What you should do: Extract all lines that hold "fill" from the records below.

▼

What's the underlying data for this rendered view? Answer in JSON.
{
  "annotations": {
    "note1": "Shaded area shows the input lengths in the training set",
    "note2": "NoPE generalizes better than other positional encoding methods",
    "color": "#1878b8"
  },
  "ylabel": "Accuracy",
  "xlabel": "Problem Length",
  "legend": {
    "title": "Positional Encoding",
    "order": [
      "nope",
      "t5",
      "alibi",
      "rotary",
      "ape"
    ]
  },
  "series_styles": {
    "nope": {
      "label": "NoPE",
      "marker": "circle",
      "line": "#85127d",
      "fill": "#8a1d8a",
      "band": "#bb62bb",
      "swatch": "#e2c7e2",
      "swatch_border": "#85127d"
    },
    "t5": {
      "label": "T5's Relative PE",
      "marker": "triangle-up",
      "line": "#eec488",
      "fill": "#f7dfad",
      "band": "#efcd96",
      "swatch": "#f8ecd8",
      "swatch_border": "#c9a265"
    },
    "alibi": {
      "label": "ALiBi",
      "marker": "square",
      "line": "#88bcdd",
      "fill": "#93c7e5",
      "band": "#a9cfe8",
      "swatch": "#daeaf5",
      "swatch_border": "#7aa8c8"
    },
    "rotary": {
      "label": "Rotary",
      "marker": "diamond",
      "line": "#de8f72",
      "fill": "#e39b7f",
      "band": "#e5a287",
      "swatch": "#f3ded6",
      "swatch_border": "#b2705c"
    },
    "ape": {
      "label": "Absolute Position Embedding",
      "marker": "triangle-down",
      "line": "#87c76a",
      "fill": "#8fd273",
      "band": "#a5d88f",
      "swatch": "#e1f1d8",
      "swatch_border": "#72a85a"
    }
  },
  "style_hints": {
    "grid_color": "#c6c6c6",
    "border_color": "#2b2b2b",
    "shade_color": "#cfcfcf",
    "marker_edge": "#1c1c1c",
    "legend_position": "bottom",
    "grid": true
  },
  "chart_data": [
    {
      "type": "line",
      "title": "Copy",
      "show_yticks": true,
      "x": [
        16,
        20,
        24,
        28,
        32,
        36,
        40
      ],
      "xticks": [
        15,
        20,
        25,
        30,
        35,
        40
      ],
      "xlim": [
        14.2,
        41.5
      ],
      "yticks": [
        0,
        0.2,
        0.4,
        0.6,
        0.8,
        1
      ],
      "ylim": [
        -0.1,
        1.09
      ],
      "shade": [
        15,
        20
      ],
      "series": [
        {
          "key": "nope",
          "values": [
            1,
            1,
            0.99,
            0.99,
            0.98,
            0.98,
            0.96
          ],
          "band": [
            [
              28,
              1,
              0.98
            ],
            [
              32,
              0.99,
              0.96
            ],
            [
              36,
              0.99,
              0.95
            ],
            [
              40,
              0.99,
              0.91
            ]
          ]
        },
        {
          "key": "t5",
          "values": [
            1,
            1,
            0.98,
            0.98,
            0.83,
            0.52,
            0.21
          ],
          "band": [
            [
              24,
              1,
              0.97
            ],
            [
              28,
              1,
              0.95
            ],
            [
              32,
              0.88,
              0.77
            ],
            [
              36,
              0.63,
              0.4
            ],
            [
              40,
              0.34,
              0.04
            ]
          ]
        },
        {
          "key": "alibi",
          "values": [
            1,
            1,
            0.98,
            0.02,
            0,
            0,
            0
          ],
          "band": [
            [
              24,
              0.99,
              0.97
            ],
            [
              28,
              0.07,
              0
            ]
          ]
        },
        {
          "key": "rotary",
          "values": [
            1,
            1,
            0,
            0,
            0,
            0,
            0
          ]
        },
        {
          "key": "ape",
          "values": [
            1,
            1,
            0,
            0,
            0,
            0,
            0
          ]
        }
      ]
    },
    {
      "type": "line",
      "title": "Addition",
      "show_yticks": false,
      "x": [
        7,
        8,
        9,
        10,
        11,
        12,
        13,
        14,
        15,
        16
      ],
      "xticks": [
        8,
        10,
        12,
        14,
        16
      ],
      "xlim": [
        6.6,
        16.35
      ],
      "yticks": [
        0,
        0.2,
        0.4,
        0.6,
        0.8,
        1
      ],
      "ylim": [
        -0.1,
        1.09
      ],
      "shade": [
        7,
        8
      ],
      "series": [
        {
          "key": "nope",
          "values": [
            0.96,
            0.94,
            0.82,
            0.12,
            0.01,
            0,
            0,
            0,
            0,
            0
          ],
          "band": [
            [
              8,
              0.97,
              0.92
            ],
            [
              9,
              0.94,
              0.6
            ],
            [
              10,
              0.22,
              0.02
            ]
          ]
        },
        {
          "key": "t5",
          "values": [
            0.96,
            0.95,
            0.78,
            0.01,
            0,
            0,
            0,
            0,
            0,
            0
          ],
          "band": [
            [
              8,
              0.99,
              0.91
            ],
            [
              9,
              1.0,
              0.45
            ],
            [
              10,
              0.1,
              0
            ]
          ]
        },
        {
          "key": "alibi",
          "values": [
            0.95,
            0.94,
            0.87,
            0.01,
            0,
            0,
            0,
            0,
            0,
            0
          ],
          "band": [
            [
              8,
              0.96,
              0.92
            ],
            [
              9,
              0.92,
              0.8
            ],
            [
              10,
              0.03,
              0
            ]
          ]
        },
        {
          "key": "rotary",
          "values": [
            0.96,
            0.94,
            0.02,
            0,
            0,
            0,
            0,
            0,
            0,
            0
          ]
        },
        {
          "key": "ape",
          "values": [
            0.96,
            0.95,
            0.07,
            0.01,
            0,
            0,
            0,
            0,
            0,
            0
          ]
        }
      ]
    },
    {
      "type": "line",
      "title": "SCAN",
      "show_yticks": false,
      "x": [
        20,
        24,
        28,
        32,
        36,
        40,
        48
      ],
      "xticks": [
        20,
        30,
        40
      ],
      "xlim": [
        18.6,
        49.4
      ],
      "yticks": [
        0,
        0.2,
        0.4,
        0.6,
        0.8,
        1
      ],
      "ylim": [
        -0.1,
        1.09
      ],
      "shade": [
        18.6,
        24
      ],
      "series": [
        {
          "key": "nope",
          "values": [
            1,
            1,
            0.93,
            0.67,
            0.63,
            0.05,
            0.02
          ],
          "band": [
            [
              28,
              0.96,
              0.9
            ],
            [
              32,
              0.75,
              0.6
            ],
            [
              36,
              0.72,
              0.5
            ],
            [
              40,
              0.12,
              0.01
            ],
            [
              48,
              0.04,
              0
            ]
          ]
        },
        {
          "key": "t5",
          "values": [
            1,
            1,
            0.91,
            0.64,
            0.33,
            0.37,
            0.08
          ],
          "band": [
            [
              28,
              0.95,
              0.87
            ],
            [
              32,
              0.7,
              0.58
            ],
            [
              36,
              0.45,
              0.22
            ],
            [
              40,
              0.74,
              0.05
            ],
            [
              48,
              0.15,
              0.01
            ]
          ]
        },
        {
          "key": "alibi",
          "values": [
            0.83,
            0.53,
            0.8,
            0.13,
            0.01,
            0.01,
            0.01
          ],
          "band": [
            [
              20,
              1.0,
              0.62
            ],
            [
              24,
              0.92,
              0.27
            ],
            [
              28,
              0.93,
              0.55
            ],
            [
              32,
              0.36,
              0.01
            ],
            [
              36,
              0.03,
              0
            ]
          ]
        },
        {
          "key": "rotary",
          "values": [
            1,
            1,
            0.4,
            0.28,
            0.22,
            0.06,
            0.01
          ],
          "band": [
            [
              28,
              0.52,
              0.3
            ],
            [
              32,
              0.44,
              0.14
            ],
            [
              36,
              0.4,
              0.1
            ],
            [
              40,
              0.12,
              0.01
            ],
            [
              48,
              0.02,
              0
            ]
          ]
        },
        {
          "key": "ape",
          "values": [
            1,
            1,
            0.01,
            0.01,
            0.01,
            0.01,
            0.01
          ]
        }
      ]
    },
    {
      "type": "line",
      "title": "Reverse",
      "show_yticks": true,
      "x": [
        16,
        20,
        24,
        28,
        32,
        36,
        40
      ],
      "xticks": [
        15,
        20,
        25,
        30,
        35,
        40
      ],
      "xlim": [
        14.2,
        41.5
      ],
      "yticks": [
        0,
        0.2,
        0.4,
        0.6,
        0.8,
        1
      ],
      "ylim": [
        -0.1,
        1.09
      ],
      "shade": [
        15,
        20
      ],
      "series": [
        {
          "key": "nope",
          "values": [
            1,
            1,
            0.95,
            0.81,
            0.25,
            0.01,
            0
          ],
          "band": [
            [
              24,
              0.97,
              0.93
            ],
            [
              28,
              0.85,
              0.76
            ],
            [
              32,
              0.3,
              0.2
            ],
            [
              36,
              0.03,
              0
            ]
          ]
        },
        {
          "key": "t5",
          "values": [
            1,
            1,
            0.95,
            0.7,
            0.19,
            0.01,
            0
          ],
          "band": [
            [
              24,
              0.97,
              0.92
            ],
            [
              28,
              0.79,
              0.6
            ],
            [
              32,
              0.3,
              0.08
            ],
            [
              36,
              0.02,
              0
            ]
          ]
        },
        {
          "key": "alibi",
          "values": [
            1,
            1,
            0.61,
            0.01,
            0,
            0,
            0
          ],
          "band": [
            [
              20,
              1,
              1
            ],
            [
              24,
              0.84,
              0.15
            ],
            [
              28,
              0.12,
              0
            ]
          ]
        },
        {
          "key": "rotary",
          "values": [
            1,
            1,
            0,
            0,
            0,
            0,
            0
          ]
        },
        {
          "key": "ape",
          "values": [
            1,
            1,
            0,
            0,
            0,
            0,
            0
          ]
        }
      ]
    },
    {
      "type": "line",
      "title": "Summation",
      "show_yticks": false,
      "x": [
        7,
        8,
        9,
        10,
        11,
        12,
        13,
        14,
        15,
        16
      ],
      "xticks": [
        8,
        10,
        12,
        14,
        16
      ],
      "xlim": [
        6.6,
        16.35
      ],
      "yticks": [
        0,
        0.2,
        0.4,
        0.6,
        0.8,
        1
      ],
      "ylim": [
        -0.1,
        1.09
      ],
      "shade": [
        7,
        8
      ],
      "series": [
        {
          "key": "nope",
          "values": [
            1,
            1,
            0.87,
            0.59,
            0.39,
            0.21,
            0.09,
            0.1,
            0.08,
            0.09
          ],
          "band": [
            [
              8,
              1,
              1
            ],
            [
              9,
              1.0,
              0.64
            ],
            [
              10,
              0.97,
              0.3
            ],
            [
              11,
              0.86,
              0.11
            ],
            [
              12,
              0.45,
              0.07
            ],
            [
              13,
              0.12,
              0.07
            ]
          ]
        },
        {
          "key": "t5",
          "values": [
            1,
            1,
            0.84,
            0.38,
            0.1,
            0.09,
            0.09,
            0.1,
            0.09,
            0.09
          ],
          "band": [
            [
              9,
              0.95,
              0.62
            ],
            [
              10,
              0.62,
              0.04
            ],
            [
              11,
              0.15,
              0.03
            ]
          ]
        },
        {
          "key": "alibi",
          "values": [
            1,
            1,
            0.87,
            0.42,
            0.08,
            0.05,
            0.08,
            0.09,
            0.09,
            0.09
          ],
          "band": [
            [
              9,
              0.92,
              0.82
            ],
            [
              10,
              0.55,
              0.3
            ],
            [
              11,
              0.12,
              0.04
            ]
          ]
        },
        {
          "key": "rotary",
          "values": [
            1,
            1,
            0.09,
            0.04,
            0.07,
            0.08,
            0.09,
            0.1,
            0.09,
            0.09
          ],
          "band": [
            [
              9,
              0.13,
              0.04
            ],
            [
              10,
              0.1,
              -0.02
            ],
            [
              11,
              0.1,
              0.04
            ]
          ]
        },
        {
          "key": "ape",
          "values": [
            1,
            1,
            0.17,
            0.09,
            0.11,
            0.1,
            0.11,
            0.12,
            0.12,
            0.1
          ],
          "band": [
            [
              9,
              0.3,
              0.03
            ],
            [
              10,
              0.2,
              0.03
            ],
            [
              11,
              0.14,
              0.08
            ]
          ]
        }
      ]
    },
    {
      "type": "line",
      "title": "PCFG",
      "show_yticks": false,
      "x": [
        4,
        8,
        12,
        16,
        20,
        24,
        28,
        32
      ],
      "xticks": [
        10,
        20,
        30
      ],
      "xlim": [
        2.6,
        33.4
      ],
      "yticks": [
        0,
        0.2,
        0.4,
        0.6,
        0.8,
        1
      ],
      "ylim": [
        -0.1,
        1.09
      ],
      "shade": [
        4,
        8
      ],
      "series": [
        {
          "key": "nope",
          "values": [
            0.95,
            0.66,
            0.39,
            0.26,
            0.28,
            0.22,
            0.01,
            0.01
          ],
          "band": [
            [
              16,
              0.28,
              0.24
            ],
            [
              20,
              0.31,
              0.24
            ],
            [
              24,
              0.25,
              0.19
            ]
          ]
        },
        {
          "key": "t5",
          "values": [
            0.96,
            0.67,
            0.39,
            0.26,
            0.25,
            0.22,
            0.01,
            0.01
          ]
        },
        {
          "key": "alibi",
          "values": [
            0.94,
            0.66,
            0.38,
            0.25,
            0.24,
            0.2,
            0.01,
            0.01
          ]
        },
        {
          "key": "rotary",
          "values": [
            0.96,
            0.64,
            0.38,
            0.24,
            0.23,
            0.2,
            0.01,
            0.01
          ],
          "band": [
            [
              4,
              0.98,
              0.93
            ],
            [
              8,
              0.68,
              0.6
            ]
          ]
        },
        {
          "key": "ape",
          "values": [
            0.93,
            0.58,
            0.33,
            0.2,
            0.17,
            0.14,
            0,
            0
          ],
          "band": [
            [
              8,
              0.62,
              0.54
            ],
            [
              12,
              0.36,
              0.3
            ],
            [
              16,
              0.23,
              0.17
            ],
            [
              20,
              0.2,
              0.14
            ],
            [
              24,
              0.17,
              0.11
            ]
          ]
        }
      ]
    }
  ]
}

▲

Answer for this exercise:
      "fill": "#8a1d8a",
      "fill": "#f7dfad",
      "fill": "#93c7e5",
      "fill": "#e39b7f",
      "fill": "#8fd273",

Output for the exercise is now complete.